In the material below, find all lines with the string "this" and copy them.

^^^^

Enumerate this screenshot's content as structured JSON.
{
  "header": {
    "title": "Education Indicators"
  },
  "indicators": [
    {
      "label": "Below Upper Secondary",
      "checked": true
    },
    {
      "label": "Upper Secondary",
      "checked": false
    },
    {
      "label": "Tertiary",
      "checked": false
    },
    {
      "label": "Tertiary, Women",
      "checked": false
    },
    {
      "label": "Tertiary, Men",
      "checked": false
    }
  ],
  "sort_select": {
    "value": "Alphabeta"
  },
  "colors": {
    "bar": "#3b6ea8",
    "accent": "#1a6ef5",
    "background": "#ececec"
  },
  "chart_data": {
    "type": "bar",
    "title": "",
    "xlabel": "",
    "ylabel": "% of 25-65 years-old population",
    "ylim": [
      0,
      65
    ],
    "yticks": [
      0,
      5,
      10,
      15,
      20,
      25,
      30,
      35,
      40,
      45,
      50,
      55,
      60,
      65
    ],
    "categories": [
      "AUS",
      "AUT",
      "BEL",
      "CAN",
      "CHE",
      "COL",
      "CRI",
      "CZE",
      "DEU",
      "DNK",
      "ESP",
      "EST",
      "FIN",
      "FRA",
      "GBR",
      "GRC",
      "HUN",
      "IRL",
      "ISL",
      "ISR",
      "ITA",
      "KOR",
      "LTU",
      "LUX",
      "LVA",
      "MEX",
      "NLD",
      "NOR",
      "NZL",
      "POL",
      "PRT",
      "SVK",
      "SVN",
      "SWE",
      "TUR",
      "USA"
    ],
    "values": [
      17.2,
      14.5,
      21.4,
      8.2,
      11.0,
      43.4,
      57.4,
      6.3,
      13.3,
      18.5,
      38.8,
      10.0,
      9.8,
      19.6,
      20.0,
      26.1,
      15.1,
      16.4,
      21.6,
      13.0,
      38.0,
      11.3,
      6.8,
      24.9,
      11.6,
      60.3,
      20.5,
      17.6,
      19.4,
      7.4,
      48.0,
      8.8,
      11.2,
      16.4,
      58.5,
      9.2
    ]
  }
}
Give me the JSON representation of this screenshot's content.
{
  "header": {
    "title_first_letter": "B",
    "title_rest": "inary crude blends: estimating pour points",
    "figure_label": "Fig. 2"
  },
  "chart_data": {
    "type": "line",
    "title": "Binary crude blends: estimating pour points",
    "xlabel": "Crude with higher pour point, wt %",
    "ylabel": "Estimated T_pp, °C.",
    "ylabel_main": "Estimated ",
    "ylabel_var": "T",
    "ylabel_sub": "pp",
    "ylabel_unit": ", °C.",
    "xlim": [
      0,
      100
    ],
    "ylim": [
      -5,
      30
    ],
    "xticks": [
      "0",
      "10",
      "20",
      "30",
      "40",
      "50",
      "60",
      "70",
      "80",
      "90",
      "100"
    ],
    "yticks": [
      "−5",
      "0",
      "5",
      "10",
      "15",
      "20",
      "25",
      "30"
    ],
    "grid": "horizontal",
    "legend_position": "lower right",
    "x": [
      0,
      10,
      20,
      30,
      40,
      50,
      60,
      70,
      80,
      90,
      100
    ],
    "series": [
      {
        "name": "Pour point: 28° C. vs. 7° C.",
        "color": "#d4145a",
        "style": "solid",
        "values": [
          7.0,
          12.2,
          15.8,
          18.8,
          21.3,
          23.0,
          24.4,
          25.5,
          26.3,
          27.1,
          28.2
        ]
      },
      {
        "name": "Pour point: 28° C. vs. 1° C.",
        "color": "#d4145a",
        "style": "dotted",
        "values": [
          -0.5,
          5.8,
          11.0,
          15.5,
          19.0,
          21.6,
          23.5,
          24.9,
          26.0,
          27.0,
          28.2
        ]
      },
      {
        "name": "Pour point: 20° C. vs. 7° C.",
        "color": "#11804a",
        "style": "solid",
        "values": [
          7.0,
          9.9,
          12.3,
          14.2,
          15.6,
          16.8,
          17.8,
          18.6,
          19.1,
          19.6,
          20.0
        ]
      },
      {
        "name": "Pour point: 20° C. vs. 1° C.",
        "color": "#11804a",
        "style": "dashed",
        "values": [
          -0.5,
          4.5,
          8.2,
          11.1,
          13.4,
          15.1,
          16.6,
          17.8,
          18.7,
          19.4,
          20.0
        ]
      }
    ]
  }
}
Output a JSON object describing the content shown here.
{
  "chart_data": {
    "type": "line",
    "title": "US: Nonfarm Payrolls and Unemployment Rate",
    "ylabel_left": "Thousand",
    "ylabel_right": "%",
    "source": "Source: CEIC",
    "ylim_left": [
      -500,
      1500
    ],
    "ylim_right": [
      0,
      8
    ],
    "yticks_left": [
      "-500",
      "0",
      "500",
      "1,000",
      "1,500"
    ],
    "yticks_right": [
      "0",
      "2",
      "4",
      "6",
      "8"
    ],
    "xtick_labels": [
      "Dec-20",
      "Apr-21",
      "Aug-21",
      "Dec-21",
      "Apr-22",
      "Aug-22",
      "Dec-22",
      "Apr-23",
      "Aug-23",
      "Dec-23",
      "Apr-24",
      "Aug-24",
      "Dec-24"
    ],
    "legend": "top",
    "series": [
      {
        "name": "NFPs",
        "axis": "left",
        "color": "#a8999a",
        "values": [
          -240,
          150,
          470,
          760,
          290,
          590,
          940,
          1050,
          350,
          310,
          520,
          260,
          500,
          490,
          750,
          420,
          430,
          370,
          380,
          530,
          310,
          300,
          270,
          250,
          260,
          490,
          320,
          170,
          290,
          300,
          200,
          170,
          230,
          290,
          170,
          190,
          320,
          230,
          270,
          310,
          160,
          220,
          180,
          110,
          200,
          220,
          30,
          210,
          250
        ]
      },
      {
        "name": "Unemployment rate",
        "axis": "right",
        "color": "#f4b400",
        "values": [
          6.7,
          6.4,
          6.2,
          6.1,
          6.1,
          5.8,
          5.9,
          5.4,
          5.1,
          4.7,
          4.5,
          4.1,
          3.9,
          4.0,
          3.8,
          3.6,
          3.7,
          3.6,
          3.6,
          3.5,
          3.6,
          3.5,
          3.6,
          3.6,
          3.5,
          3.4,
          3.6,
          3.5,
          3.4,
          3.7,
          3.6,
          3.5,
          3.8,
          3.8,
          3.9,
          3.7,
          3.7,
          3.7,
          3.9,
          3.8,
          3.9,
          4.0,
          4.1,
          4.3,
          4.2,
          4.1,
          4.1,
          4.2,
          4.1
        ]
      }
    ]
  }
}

^^^^

THE COMPLETED TASK:
Enumerate this screenshot's content as structured JSON.
Give me the JSON representation of this screenshot's content.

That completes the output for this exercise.